■ **WRITTEN TASK**
Copy out every line containing the word "向浓度都为".

(Saved entries)
>> START

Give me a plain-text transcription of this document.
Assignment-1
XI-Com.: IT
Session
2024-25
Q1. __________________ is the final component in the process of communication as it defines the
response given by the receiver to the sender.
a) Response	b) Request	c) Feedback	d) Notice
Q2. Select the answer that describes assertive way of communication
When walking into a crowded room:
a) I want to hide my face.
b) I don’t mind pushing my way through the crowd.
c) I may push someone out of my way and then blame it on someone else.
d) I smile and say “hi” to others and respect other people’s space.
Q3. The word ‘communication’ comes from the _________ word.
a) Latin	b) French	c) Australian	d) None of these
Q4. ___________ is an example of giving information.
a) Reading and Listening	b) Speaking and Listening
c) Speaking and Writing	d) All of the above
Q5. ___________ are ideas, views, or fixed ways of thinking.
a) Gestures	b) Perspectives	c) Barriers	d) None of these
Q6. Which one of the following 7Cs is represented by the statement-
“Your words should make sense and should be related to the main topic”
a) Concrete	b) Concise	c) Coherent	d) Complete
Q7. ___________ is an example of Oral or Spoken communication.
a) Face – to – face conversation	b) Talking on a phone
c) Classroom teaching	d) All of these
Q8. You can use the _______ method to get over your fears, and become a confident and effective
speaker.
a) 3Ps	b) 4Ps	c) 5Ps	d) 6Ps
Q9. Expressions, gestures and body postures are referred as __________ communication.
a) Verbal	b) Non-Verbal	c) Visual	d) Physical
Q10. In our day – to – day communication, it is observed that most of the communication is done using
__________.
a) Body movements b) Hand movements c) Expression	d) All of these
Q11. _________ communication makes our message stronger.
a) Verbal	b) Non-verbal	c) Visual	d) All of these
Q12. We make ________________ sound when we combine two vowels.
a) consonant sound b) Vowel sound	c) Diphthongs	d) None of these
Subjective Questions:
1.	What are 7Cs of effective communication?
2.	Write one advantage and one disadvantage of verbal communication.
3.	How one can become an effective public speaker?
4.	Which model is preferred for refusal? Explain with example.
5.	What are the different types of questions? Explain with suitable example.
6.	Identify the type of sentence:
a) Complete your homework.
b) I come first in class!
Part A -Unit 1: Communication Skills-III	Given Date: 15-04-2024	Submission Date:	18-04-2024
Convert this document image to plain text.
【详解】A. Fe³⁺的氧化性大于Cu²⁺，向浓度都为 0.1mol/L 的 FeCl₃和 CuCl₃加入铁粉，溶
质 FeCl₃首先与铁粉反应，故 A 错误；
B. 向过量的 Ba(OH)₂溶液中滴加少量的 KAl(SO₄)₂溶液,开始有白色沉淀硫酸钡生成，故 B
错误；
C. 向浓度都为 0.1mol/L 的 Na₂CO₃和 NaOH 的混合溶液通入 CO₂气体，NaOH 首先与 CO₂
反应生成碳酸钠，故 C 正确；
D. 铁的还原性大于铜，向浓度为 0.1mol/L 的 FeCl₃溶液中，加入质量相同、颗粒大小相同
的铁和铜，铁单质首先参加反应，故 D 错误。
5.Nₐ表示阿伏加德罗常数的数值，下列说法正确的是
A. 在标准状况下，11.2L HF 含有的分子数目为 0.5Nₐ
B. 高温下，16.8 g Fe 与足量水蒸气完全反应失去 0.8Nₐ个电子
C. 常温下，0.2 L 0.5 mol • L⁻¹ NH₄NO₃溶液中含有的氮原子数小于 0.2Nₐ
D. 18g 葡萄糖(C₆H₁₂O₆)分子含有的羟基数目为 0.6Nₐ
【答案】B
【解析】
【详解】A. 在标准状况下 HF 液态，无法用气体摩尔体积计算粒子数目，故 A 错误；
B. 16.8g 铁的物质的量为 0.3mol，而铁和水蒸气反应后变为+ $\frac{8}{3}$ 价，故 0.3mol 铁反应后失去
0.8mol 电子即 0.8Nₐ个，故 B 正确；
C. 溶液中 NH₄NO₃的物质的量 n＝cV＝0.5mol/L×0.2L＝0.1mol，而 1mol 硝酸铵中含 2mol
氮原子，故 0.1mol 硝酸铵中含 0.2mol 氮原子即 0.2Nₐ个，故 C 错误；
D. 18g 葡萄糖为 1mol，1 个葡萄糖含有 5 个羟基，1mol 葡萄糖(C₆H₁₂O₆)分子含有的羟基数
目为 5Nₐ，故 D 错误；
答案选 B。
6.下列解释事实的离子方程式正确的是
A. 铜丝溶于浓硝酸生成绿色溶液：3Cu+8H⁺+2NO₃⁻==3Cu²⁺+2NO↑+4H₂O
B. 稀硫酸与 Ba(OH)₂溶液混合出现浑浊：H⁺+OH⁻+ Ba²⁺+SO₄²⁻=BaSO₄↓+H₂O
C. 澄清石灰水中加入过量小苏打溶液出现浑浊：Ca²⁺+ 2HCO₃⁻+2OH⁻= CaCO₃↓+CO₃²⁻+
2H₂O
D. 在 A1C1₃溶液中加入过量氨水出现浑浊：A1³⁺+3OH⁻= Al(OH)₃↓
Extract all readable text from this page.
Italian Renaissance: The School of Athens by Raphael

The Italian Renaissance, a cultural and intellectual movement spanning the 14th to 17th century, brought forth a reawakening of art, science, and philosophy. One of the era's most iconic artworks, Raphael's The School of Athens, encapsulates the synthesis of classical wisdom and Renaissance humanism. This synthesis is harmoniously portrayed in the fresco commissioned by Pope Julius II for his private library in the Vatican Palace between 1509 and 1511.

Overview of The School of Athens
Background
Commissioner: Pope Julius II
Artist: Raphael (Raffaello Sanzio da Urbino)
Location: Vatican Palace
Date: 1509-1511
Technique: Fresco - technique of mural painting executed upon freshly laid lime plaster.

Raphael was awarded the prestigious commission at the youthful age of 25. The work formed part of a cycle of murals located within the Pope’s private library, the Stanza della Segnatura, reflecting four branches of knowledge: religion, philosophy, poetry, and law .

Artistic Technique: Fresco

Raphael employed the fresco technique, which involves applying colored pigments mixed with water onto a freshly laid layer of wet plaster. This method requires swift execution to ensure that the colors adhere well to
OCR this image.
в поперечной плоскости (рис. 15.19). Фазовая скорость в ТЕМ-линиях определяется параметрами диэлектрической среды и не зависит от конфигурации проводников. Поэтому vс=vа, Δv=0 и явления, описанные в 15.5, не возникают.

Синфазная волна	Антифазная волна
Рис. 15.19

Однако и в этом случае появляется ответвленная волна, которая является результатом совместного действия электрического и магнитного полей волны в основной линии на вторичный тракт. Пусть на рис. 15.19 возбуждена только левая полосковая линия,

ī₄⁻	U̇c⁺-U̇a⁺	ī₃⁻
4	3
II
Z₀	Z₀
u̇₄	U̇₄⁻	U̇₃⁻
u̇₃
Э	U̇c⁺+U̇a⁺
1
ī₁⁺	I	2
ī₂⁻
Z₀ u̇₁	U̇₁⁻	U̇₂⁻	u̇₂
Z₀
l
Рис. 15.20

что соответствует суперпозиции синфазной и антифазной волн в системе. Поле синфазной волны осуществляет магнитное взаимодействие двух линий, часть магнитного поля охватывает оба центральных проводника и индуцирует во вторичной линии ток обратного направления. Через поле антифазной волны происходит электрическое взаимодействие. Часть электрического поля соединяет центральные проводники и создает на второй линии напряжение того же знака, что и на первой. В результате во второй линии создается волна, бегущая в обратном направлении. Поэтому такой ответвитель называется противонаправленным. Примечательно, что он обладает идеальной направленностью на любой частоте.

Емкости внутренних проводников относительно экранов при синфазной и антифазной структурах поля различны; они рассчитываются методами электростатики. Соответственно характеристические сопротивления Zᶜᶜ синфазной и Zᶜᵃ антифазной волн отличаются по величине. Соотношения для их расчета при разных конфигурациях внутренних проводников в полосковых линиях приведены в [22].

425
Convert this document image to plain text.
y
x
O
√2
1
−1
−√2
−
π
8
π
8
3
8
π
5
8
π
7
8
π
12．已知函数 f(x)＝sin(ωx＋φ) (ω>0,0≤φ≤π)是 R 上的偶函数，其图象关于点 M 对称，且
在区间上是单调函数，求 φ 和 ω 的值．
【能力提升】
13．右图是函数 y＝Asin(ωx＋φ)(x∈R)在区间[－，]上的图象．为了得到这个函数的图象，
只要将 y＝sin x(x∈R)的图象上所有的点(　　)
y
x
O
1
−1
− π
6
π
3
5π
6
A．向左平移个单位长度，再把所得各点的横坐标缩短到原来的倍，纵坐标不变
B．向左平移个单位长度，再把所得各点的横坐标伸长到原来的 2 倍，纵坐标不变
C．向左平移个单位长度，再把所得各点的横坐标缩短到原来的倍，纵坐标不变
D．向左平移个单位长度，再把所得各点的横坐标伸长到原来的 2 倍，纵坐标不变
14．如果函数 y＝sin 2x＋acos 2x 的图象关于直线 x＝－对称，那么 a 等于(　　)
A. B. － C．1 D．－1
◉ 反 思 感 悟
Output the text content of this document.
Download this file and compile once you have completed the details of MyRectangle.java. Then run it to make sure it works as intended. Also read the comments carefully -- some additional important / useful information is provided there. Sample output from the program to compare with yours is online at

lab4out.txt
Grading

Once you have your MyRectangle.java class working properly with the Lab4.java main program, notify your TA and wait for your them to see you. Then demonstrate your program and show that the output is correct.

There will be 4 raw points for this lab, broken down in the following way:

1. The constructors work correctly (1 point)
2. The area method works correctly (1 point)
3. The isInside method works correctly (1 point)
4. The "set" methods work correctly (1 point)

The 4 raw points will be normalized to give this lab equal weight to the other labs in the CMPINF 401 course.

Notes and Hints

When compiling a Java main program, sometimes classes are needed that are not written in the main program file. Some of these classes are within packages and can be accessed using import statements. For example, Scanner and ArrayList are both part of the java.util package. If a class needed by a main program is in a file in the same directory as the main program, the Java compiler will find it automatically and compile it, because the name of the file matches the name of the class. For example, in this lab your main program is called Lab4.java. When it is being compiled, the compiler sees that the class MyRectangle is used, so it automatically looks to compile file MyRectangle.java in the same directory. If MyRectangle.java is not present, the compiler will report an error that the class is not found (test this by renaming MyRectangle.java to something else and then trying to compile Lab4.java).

>> END

■ **THE REPLY**
【详解】A. Fe³⁺的氧化性大于Cu²⁺，向浓度都为 0.1mol/L 的 FeCl₃和 CuCl₃加入铁粉，溶
C. 向浓度都为 0.1mol/L 的 Na₂CO₃和 NaOH 的混合溶液通入 CO₂气体，NaOH 首先与 CO₂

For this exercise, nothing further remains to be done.